**抜き出した文章:**
┏━━
この CocoaView がサンプルの Cocoa 側 VC をラップしたとして、全体の ContentView は以下のようになります。
struct ContentView: View {
@EnvironmentObject var field: Field
// サンプルの画面と対応
var body: some View {
VStack {
Text("SwiftUI:")
TextField("", text: $field.name)
.textFieldStyle(RoundedBorderTextFieldStyle())
.padding(.horizontal)
CocoaView(name: $field.name)
Spacer()
}
}
}
どちらも field.name と値をバインドしており、SwiftUI レベルではシームレスな扱いができていることがわかります。
データ同期
SwiftUI 側に関しては、値さえバインドしておけば後は勝手に @EnvironmentObject と同期してくれるので特に言うことはありません。
一方 Cocoa 側は、上のようにアダプターレベルまでは SwiftUI がよろしくやってくれるので、後はそれを VC とつなぐという作業が必要になります。
これが例えばラベルのようなものであれば、@Binding の値を一方的に VC に流せばよいため、updateUIViewController で直接値を反映してしまうというのもアリです。しかし今回のサンプルのように相互運用を目的とするのであれば、VC 側から @Binding へと逆に値を反映するため仲介役が必要になります。またテーブルのように DataSource や delegate を取るような場合でも同様に仲介役は必要です(理由は後述)
┗━━
**やること:**
a) 抜き出した文章の「これが例えばラベルのようなものであれば」で始まる段落を、大事な点を残して箇条書きにまとめてください。
b) 抜き出した文章のうち、「一方 Cocoa 側は、上のようにアダプターレベルまでは」を含む言葉から始まり「や delegate を取るような場合でも同様に仲介役は必要です(理由は後述)」で終わる部分を、一字一句変えずに書き写してください。
リストは、抜き出した文章とは別のところから集めたものです。

**データの中身:**
┏━━
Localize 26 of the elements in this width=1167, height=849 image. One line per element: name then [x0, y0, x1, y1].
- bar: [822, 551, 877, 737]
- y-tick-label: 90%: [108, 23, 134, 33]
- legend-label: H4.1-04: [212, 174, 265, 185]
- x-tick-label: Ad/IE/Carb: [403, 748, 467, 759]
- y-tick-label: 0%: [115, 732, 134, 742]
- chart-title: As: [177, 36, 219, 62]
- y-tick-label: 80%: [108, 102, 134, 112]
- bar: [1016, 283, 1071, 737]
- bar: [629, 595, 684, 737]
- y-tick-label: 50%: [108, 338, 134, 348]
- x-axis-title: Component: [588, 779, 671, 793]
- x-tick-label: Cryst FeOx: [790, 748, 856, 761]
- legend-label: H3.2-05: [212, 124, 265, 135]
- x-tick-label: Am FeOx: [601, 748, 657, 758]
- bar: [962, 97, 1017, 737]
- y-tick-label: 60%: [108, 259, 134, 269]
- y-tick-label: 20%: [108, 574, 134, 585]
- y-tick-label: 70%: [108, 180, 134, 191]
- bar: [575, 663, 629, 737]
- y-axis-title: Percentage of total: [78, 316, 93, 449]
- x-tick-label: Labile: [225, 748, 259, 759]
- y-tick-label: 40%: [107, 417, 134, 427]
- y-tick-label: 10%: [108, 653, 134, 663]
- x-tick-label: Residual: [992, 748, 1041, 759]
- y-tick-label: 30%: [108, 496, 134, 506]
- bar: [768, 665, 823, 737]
┗━━
**解答:**
a)
- ラベルのように @Binding の値を VC に一方的に流すだけなら、updateUIViewController で直接値を反映してもよい。
- 今回のサンプルのように相互運用が目的なら、VC 側から @Binding へ値を戻すための仲介役が必要になる。
- テーブルのように DataSource や delegate を取る場合も、同じように仲介役が必要になる。

b)
一方 Cocoa 側は、上のようにアダプターレベルまでは SwiftUI がよろしくやってくれるので、後はそれを VC とつなぐという作業が必要になります。
これが例えばラベルのようなものであれば、@Binding の値を一方的に VC に流せばよいため、updateUIViewController で直接値を反映してしまうというのもアリです。しかし今回のサンプルのように相互運用を目的とするのであれば、VC 側から @Binding へと逆に値を反映するため仲介役が必要になります。またテーブルのように DataSource や delegate を取るような場合でも同様に仲介役は必要です(理由は後述)